== Prompt ==
Pick out each line of the records in which the word "this" appears.

== Data records ==
★ ★ ★ ★ ★ ★ ★

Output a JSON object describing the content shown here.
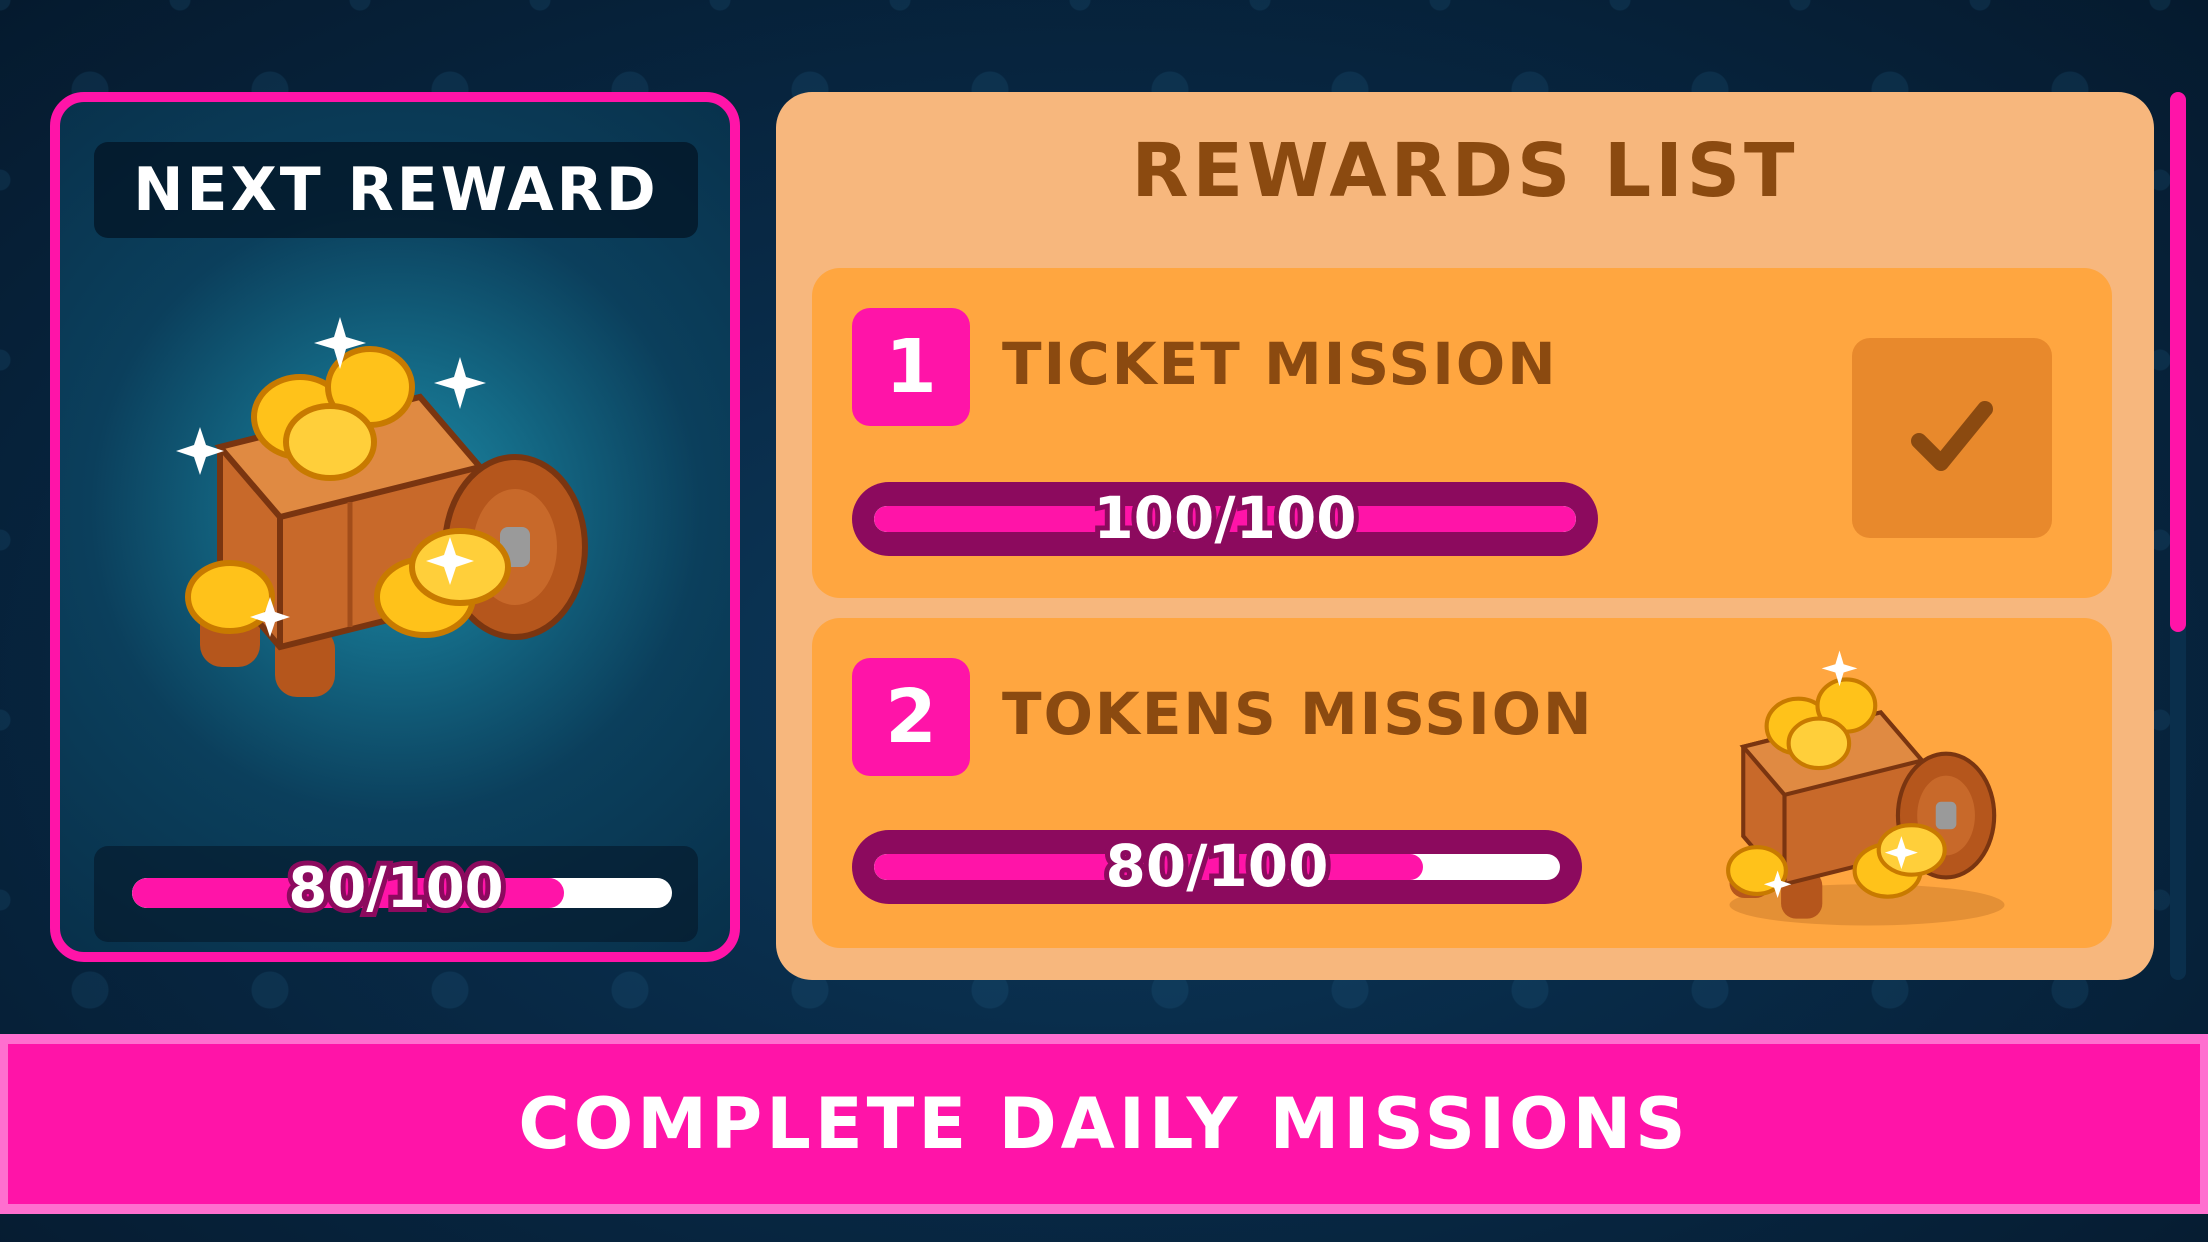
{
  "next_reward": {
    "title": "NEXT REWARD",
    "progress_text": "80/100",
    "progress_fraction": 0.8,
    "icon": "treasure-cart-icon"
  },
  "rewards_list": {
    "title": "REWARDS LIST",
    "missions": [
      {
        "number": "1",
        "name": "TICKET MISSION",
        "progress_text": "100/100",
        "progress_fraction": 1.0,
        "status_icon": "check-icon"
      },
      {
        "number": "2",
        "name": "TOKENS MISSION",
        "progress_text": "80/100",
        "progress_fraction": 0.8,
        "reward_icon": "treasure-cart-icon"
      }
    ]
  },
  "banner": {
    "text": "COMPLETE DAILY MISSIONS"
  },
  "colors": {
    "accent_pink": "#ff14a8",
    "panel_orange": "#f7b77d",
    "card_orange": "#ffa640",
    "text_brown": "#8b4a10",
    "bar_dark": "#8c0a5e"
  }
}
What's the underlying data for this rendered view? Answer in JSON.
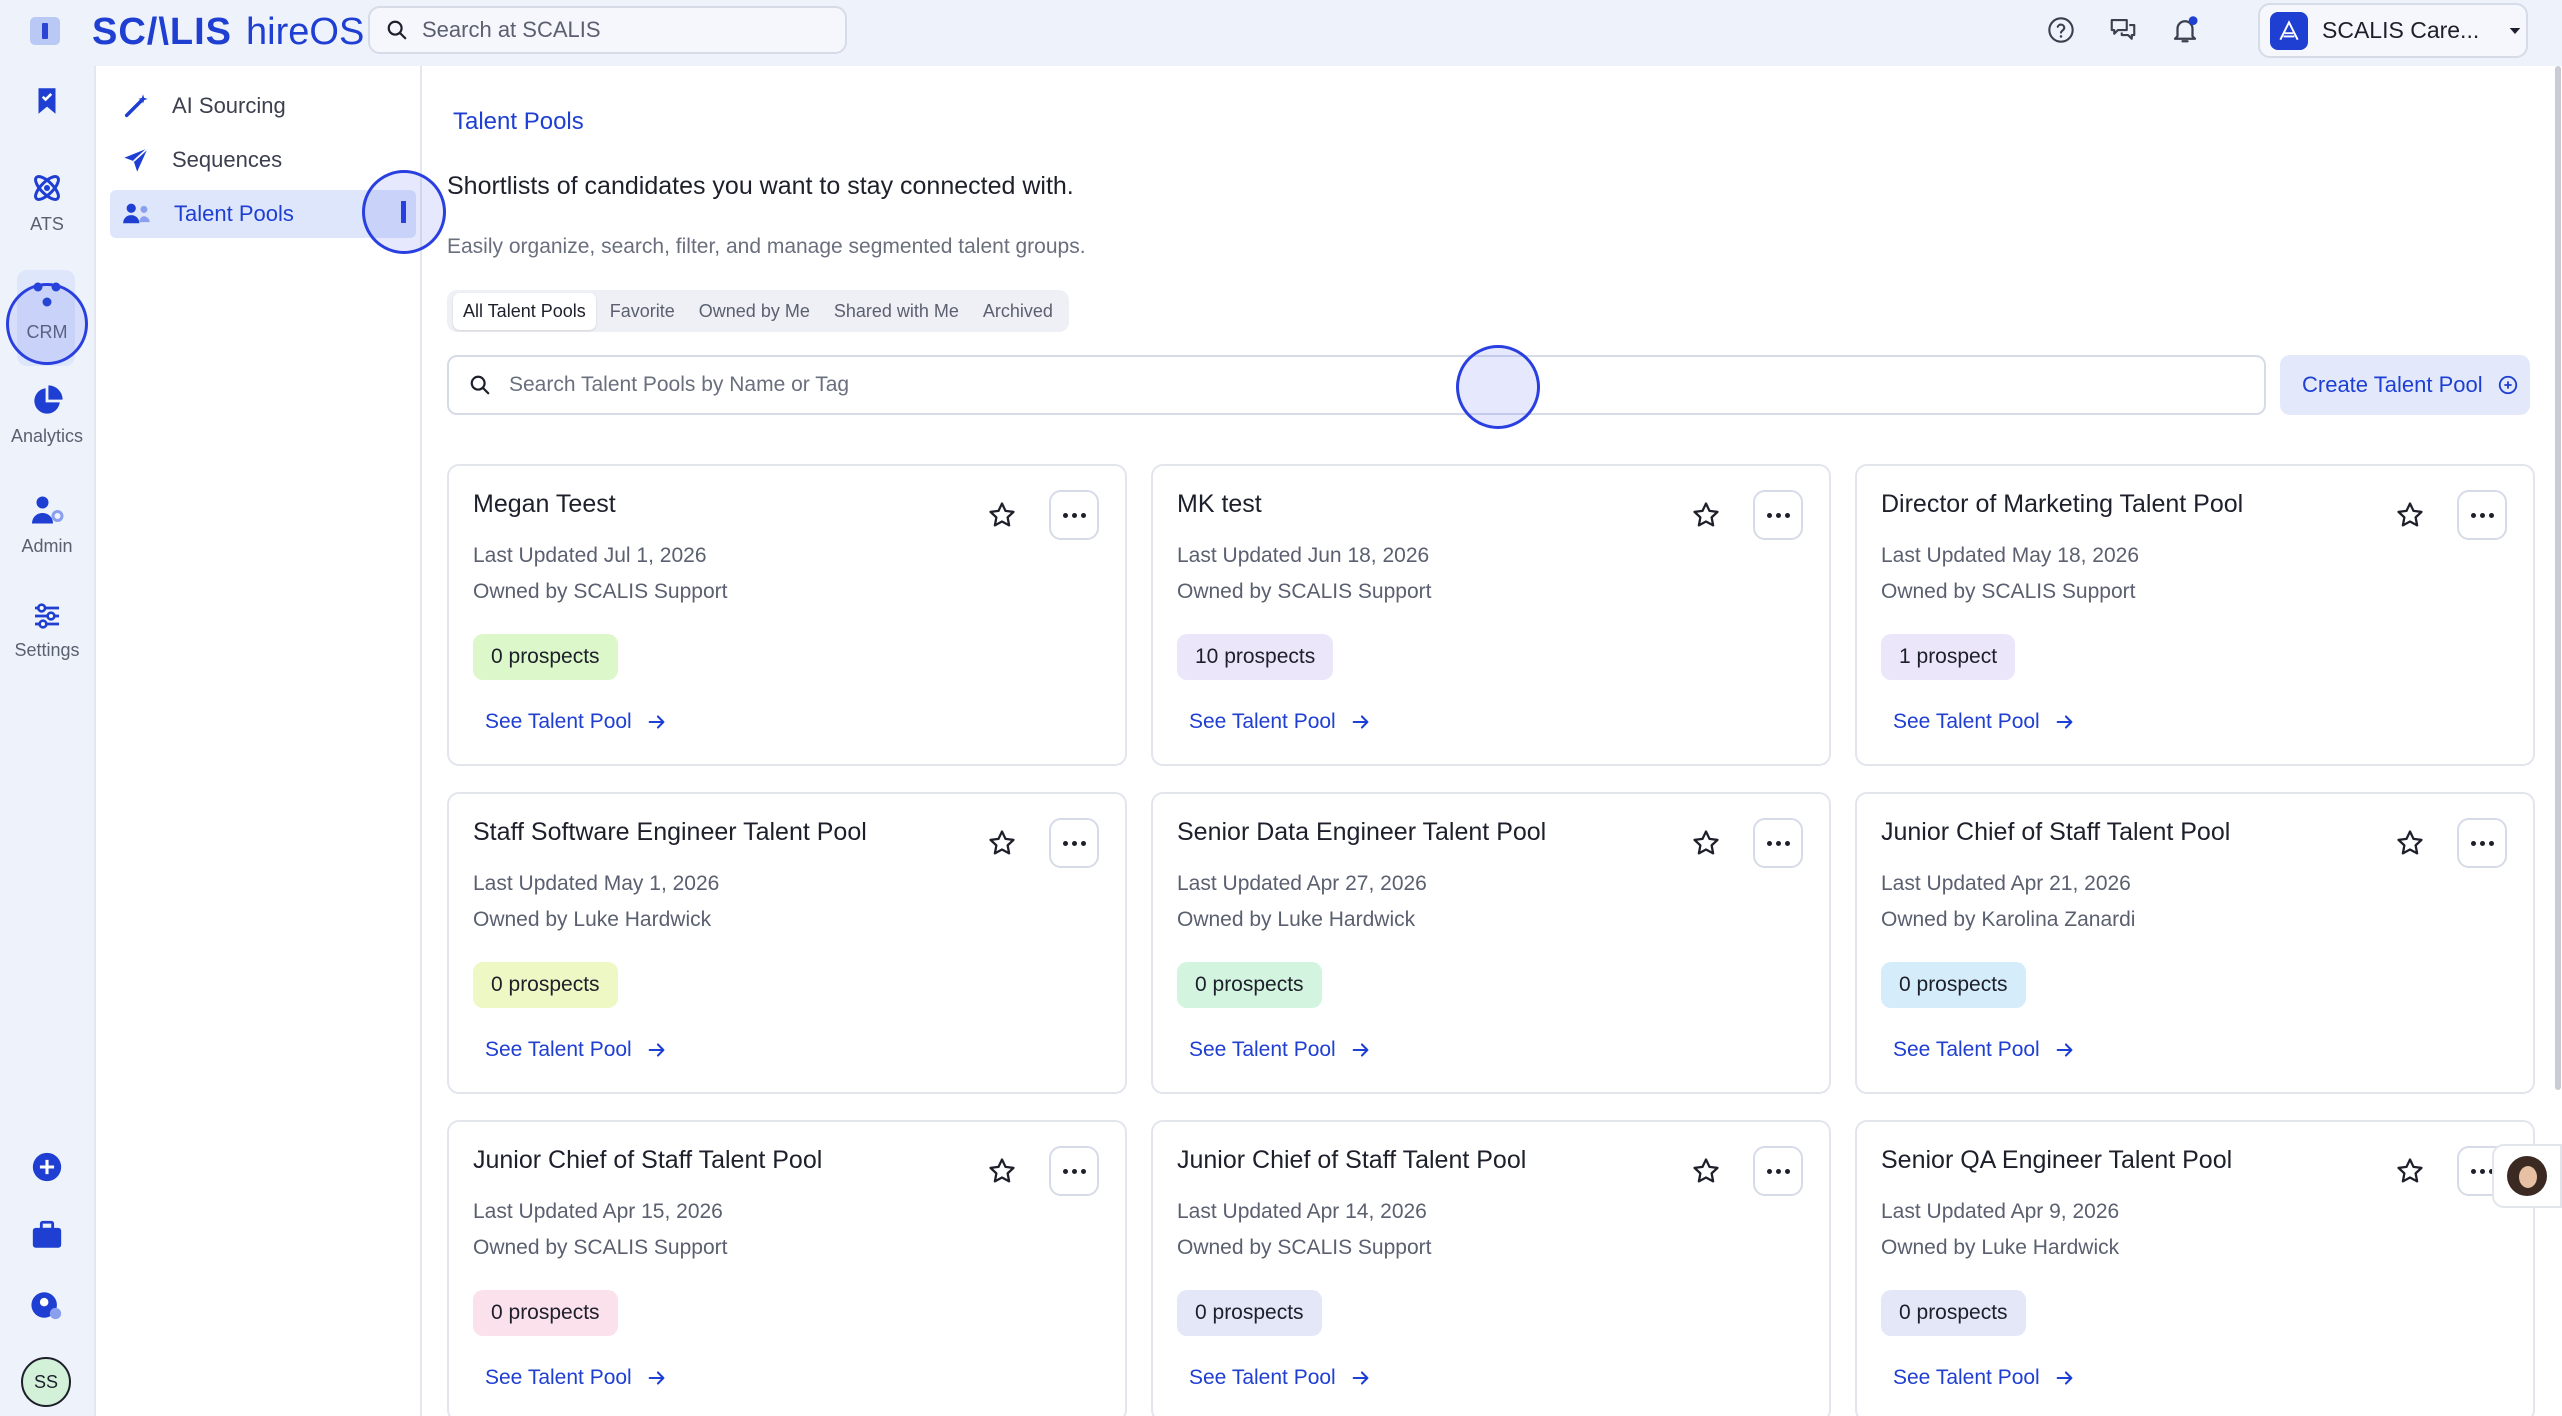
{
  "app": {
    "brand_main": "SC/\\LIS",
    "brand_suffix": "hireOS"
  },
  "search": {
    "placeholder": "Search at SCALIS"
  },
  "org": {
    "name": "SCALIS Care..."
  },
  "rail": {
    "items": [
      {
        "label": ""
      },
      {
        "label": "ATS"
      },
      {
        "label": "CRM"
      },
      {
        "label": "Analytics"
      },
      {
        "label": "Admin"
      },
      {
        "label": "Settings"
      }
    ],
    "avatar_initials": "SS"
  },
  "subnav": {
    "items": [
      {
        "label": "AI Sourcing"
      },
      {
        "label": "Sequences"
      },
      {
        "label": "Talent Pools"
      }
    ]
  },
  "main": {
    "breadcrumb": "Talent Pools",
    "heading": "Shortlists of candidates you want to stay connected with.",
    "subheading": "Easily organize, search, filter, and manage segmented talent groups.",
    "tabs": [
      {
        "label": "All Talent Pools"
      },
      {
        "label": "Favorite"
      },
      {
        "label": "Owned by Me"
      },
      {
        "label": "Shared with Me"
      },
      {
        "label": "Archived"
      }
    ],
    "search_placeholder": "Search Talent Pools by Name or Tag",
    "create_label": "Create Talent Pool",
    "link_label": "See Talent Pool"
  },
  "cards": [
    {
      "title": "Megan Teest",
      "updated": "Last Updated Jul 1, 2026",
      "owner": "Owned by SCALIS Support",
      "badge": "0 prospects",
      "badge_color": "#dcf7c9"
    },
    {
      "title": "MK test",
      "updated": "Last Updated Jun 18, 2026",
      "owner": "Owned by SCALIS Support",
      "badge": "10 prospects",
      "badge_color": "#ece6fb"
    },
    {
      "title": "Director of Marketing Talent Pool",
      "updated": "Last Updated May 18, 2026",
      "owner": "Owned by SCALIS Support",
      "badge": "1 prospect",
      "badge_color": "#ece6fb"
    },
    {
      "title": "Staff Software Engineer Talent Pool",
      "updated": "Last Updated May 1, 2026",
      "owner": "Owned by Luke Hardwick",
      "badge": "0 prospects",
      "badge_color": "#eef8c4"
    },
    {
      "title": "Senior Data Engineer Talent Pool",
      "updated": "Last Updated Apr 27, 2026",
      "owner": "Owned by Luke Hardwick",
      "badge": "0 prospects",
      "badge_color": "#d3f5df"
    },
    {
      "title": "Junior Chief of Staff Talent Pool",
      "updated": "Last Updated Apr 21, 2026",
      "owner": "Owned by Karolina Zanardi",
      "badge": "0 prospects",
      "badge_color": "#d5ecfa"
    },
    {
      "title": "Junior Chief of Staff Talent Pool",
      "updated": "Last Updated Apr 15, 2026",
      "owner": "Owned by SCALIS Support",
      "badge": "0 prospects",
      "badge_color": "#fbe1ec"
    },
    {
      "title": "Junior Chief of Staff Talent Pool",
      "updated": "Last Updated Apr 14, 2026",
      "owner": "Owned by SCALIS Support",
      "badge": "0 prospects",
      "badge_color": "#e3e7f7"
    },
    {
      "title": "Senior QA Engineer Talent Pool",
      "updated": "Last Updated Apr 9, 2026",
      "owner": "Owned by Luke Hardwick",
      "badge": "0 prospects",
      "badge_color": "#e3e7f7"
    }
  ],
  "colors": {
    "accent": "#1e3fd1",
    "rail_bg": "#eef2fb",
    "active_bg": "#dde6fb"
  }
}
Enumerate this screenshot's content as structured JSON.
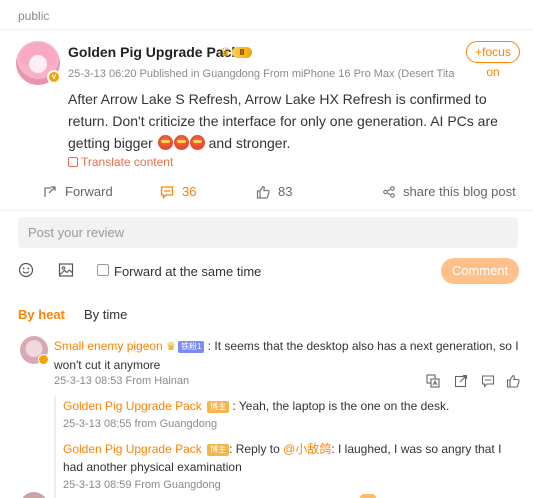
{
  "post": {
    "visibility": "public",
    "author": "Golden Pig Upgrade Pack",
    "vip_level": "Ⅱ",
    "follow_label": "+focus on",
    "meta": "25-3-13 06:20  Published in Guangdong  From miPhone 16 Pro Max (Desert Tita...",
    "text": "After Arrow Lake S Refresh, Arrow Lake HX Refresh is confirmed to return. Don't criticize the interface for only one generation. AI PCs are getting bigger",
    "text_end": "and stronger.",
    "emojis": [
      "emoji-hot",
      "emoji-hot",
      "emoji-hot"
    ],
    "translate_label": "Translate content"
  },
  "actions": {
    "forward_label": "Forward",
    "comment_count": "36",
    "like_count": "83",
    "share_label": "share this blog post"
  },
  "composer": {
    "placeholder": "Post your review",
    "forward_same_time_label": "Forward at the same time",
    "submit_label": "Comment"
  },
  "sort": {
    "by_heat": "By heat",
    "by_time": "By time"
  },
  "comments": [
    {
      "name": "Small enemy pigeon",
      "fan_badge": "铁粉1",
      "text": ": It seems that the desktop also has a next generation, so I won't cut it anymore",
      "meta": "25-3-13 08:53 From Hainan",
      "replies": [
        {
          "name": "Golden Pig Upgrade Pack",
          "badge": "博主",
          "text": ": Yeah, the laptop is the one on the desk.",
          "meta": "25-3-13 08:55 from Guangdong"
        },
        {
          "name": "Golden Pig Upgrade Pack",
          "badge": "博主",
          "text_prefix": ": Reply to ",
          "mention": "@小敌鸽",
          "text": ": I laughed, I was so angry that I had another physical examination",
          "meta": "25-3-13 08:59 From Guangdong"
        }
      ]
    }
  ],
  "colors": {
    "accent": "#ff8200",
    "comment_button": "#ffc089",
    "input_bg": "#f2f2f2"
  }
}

★ ★ ★ ★ ★ ★ ★

== Response ==
What's the underlying data for this rendered view? Answer in JSON.
Enumerate this screenshot's content as structured JSON.
    "share_label": "share this blog post"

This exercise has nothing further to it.